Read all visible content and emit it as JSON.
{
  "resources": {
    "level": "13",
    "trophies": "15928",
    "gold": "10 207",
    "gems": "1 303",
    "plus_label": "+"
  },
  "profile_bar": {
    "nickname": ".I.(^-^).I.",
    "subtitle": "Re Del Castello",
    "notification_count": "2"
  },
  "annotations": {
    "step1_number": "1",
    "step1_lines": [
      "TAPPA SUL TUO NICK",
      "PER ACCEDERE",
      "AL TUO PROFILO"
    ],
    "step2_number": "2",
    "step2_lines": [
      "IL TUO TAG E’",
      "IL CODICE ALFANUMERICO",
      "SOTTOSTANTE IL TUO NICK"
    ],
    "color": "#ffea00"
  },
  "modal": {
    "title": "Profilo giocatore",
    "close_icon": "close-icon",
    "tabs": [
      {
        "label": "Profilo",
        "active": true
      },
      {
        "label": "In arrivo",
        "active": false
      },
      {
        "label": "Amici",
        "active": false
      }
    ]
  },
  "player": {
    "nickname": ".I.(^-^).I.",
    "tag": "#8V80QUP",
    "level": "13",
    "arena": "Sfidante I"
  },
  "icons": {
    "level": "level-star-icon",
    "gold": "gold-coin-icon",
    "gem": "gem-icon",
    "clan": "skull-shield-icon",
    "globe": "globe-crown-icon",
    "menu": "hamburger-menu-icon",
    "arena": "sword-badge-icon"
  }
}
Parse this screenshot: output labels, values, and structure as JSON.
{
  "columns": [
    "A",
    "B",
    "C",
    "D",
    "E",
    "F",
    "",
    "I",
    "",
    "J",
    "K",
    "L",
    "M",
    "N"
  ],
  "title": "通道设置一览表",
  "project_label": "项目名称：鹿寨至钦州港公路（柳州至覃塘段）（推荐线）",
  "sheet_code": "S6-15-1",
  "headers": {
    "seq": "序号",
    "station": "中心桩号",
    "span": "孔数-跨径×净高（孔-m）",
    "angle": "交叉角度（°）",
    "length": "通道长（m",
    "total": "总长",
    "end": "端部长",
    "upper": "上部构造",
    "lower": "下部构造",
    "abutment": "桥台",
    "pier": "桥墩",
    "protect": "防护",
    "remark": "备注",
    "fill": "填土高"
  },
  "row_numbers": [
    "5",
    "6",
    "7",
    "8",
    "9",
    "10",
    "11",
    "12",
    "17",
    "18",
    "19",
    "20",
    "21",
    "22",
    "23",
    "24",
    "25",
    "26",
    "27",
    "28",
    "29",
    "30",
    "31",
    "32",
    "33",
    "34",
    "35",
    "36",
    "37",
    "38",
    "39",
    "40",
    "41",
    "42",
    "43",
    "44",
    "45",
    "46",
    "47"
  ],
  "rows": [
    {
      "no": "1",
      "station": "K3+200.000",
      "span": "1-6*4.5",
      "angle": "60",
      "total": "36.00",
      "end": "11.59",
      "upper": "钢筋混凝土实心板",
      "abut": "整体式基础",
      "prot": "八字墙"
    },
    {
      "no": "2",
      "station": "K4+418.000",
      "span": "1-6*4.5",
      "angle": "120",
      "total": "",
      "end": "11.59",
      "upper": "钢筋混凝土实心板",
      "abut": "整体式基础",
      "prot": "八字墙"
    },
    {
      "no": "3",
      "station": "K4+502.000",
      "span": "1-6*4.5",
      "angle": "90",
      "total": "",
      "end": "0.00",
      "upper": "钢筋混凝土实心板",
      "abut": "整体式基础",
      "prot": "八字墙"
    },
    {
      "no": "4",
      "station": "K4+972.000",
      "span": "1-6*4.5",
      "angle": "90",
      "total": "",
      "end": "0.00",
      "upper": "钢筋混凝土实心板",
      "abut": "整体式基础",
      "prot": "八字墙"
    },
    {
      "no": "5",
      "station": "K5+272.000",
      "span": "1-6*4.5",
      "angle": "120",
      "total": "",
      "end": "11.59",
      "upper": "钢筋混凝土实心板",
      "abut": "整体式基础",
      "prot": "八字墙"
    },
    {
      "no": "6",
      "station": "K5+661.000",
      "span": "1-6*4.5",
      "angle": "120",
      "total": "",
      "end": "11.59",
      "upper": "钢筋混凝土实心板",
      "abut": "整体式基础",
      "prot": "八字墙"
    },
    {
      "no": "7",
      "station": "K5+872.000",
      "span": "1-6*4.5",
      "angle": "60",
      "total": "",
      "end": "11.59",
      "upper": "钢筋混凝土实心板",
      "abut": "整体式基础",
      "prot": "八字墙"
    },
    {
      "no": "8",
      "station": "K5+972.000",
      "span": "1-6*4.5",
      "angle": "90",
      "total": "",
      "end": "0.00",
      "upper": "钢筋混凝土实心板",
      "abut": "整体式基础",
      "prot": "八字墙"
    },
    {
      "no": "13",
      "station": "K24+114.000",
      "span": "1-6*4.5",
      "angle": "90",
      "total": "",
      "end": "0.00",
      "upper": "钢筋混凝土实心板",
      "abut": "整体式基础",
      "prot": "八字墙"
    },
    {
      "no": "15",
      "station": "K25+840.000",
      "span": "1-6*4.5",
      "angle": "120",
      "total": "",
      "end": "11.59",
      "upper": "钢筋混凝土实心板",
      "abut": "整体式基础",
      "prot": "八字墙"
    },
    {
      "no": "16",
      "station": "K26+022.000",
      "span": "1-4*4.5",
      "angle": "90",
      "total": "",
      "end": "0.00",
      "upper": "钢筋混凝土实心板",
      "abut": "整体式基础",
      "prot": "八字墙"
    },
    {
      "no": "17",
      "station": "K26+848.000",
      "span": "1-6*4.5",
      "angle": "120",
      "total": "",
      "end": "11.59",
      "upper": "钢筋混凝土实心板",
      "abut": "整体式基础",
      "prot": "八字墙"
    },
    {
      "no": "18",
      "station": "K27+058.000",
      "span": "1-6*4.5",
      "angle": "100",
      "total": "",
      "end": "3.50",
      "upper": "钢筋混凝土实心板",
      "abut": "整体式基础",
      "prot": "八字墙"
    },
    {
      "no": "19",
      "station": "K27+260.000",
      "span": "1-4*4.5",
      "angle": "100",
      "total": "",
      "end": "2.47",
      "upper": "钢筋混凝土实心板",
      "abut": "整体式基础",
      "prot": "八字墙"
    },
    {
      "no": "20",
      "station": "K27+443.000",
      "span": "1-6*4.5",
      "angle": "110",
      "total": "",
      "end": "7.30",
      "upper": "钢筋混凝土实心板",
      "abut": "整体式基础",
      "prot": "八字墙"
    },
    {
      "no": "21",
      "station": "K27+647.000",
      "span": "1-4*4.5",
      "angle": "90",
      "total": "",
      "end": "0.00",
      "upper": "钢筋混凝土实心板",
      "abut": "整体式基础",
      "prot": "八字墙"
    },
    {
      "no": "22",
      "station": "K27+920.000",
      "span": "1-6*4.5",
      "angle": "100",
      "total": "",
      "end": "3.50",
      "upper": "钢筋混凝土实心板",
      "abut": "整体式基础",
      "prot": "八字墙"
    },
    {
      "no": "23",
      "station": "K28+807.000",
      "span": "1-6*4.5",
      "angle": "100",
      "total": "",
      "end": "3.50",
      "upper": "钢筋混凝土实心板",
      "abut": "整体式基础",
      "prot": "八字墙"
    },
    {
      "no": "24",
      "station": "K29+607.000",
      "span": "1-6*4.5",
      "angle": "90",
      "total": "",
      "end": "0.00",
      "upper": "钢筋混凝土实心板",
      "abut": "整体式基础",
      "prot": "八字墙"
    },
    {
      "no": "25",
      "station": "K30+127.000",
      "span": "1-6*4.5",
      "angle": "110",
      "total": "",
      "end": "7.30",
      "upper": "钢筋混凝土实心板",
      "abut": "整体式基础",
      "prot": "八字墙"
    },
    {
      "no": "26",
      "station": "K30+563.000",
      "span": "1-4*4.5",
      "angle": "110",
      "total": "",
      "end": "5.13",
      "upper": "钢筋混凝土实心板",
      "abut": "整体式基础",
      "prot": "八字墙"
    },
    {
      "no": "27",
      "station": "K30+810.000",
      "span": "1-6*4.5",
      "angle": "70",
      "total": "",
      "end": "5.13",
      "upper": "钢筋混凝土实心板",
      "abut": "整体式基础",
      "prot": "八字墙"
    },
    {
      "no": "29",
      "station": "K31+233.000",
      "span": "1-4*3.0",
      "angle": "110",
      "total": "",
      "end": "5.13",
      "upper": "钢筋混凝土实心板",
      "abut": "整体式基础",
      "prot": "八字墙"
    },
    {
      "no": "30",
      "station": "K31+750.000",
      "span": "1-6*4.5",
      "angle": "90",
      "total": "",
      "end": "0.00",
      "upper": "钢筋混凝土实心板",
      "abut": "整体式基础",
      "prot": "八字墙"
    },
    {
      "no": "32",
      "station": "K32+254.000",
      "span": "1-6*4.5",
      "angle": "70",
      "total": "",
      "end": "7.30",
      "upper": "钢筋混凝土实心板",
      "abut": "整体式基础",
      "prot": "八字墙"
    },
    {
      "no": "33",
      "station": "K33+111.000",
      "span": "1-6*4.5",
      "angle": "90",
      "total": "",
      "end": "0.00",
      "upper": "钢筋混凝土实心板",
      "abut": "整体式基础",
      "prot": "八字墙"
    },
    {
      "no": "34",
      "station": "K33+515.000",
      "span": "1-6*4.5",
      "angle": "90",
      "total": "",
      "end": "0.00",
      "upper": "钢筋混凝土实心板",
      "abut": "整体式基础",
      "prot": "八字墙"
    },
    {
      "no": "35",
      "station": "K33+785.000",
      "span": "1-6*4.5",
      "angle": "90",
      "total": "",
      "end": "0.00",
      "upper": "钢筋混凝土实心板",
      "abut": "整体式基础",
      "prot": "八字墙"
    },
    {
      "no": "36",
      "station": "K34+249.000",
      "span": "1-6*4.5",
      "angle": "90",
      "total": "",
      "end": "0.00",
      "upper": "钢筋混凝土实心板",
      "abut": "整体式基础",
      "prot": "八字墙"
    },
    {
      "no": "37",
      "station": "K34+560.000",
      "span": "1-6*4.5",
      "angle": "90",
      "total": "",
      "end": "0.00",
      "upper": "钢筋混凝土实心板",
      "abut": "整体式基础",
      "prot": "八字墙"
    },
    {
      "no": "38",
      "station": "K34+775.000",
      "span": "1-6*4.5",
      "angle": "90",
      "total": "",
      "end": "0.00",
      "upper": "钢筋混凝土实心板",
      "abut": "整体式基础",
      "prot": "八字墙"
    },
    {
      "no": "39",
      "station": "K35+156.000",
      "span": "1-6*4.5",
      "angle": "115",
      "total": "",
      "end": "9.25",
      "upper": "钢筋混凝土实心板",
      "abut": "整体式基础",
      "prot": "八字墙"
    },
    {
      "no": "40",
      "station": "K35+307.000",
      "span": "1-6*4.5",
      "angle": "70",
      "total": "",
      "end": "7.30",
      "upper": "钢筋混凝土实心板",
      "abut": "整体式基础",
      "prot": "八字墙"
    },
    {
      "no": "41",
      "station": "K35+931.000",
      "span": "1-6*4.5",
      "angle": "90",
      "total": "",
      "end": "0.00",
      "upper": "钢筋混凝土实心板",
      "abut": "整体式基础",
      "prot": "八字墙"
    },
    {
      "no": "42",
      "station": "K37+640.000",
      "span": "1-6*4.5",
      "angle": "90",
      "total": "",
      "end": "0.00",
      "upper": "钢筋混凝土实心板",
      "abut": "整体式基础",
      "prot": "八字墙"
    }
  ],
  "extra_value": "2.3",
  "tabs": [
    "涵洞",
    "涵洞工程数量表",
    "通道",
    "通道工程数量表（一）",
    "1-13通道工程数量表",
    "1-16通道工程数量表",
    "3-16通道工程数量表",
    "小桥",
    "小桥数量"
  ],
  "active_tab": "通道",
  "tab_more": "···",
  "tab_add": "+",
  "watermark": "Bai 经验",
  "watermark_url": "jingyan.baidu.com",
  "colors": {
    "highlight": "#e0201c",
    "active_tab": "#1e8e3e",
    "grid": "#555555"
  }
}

· · · · ·

• Task prompt
Using the material above, state how many lines include the string "arena". Answer with a single number.

• Solution
2